### Short task
Copy out the entries in full and with complete accuracy; pictures are excluded.

### Items
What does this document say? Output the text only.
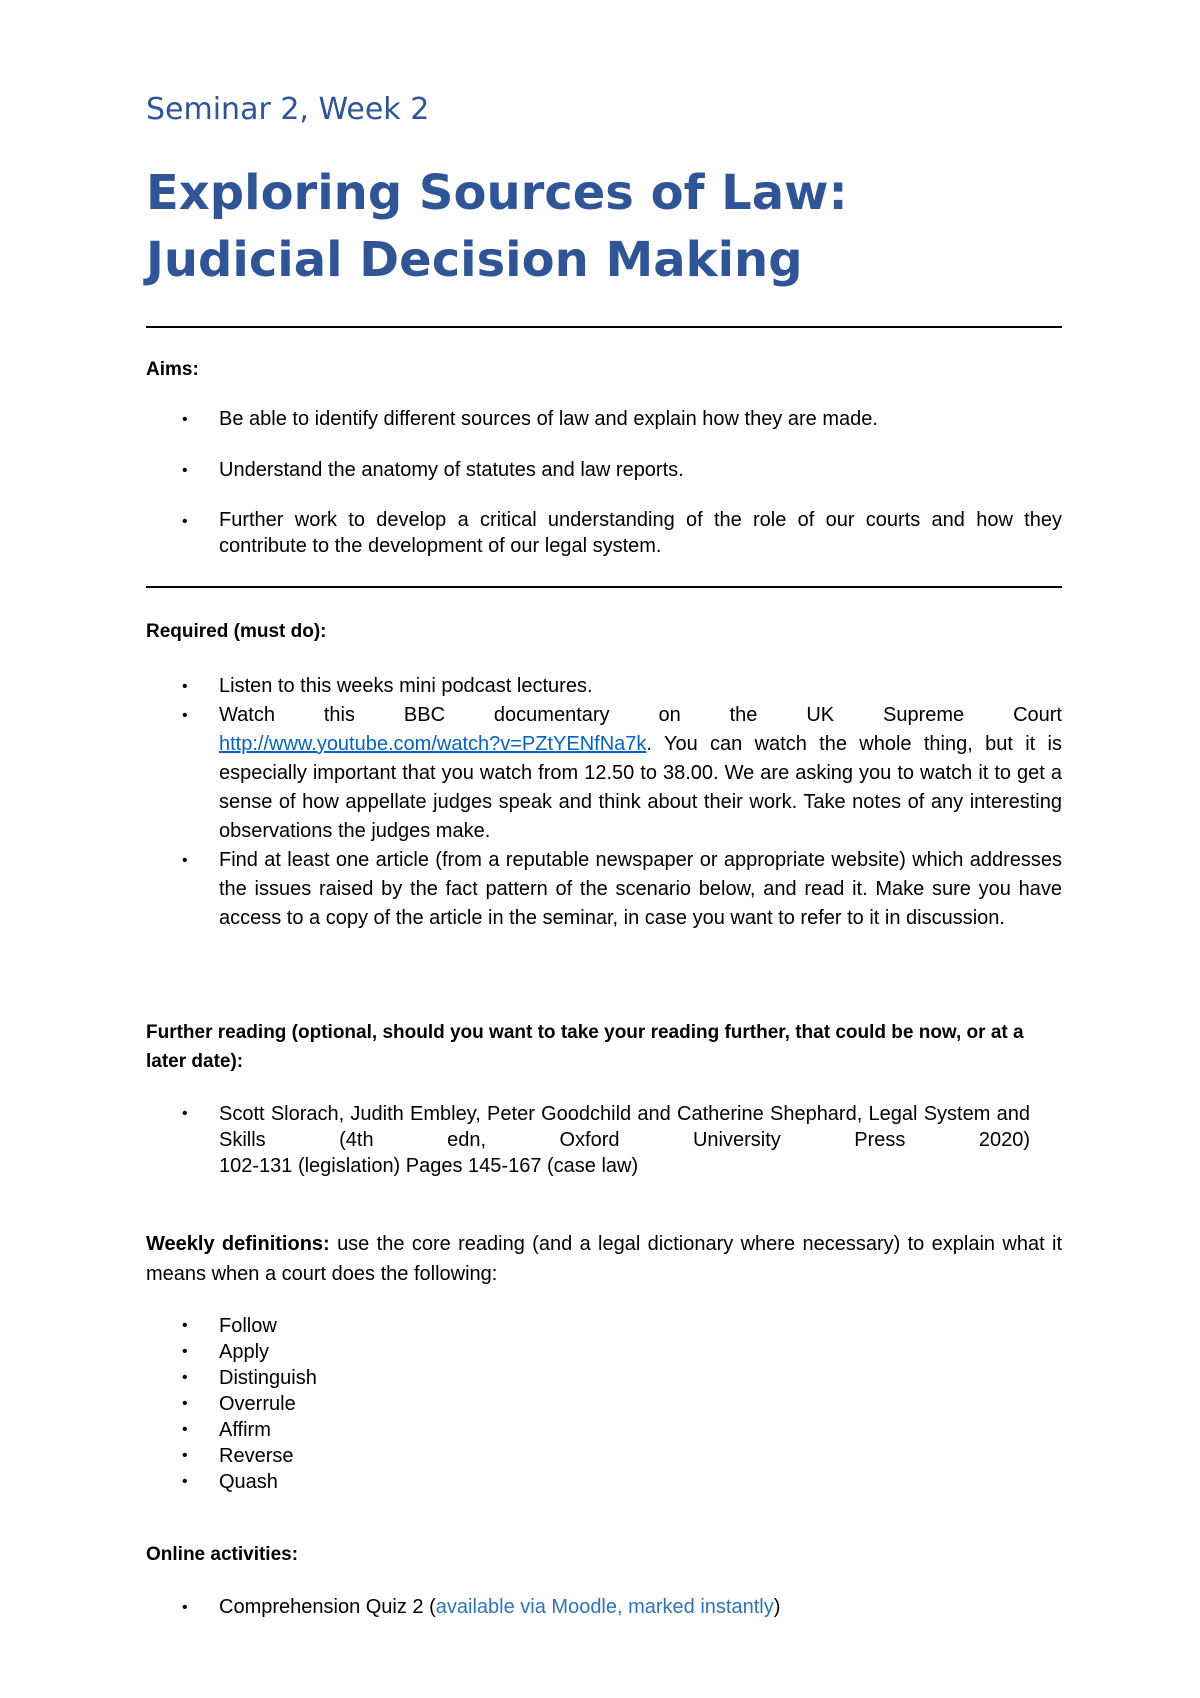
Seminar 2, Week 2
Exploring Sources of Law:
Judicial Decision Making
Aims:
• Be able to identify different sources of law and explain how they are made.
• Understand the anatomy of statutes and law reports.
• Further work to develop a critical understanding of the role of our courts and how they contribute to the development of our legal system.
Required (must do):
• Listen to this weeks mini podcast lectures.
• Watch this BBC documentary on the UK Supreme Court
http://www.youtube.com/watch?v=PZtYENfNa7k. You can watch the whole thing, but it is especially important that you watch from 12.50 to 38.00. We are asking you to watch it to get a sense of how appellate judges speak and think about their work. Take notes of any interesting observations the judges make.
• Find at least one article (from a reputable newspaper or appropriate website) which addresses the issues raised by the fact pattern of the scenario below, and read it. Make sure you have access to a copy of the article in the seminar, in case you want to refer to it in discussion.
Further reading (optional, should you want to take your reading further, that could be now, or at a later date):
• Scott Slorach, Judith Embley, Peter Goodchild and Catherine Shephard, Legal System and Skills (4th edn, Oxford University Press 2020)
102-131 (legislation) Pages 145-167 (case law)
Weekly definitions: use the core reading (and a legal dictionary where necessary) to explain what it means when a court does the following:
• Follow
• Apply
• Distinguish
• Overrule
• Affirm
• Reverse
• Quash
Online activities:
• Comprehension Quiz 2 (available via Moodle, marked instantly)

### Output of the task
What does this document say? Output the text only.
Seminar 2, Week 2
Exploring Sources of Law:
Judicial Decision Making
Aims:
• Be able to identify different sources of law and explain how they are made.
• Understand the anatomy of statutes and law reports.
• Further work to develop a critical understanding of the role of our courts and how they contribute to the development of our legal system.
Required (must do):
• Listen to this weeks mini podcast lectures.
• Watch this BBC documentary on the UK Supreme Court
http://www.youtube.com/watch?v=PZtYENfNa7k. You can watch the whole thing, but it is especially important that you watch from 12.50 to 38.00. We are asking you to watch it to get a sense of how appellate judges speak and think about their work. Take notes of any interesting observations the judges make.
• Find at least one article (from a reputable newspaper or appropriate website) which addresses the issues raised by the fact pattern of the scenario below, and read it. Make sure you have access to a copy of the article in the seminar, in case you want to refer to it in discussion.
Further reading (optional, should you want to take your reading further, that could be now, or at a later date):
• Scott Slorach, Judith Embley, Peter Goodchild and Catherine Shephard, Legal System and Skills (4th edn, Oxford University Press 2020)
102-131 (legislation) Pages 145-167 (case law)
Weekly definitions: use the core reading (and a legal dictionary where necessary) to explain what it means when a court does the following:
• Follow
• Apply
• Distinguish
• Overrule
• Affirm
• Reverse
• Quash
Online activities:
• Comprehension Quiz 2 (available via Moodle, marked instantly)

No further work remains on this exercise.